### The request:
From the entries below, copy every line where the string "text" appears.

+ + + + + + +

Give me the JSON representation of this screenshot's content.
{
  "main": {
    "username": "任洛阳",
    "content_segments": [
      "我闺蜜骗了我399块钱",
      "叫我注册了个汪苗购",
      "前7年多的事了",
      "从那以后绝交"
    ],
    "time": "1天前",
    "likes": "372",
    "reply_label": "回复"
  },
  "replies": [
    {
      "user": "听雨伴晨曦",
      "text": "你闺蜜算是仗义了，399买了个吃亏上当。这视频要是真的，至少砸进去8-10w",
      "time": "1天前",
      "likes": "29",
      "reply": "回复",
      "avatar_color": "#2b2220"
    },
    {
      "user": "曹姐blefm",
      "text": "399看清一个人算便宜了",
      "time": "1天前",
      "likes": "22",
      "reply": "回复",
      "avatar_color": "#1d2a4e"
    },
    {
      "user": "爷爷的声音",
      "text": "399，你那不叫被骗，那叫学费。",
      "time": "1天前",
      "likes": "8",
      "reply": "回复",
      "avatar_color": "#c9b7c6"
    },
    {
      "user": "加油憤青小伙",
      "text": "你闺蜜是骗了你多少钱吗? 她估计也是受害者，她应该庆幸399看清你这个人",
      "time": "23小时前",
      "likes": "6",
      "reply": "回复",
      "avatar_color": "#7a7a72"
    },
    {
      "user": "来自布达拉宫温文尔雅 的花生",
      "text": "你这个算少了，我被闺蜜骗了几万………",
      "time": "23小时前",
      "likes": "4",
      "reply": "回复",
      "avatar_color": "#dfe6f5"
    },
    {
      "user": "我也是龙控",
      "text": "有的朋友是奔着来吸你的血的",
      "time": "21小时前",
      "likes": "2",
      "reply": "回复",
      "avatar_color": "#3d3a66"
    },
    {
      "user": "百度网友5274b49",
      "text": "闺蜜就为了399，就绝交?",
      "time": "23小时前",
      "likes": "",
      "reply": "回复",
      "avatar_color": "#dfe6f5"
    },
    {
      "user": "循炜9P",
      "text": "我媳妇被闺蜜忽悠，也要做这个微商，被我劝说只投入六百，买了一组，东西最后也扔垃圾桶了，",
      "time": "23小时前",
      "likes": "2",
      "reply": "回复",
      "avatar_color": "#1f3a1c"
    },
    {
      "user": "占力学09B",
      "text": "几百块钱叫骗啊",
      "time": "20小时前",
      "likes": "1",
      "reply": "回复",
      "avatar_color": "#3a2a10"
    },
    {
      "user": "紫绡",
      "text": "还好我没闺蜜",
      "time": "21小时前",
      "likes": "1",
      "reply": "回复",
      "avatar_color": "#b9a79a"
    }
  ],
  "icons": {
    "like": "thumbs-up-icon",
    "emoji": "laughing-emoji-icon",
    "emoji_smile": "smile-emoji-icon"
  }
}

+ + + + + + +

### Answer to this problem:
      "text": "你闺蜜算是仗义了，399买了个吃亏上当。这视频要是真的，至少砸进去8-10w",
      "text": "399看清一个人算便宜了",
      "text": "399，你那不叫被骗，那叫学费。",
      "text": "你闺蜜是骗了你多少钱吗? 她估计也是受害者，她应该庆幸399看清你这个人",
      "text": "你这个算少了，我被闺蜜骗了几万………",
      "text": "有的朋友是奔着来吸你的血的",
      "text": "闺蜜就为了399，就绝交?",
      "text": "我媳妇被闺蜜忽悠，也要做这个微商，被我劝说只投入六百，买了一组，东西最后也扔垃圾桶了，",
      "text": "几百块钱叫骗啊",
      "text": "还好我没闺蜜",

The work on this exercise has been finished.